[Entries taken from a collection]
● ● ● ● ●
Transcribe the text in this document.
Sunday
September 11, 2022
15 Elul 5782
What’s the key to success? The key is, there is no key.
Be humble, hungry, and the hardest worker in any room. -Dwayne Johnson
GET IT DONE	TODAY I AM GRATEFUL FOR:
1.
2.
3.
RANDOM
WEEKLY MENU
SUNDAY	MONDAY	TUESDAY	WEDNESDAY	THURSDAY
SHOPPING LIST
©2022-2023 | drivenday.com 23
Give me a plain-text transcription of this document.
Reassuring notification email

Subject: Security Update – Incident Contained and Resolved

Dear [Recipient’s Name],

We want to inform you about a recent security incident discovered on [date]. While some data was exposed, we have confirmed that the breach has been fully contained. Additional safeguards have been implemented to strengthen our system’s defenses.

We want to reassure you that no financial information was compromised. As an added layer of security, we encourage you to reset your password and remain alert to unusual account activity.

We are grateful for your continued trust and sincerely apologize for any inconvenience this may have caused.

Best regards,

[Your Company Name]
● ● ● ● ●
### TASK TO CARRY OUT
Your task is to extract all of the records exactly.

### SOLUTION FOR THIS TASK
Transcribe the text in this document.
Sunday
September 11, 2022
15 Elul 5782
What’s the key to success? The key is, there is no key.
Be humble, hungry, and the hardest worker in any room. -Dwayne Johnson
GET IT DONE	TODAY I AM GRATEFUL FOR:
1.
2.
3.
RANDOM
WEEKLY MENU
SUNDAY	MONDAY	TUESDAY	WEDNESDAY	THURSDAY
SHOPPING LIST
©2022-2023 | drivenday.com 23
Give me a plain-text transcription of this document.
Reassuring notification email

Subject: Security Update – Incident Contained and Resolved

Dear [Recipient’s Name],

We want to inform you about a recent security incident discovered on [date]. While some data was exposed, we have confirmed that the breach has been fully contained. Additional safeguards have been implemented to strengthen our system’s defenses.

We want to reassure you that no financial information was compromised. As an added layer of security, we encourage you to reset your password and remain alert to unusual account activity.

We are grateful for your continued trust and sincerely apologize for any inconvenience this may have caused.

Best regards,

[Your Company Name]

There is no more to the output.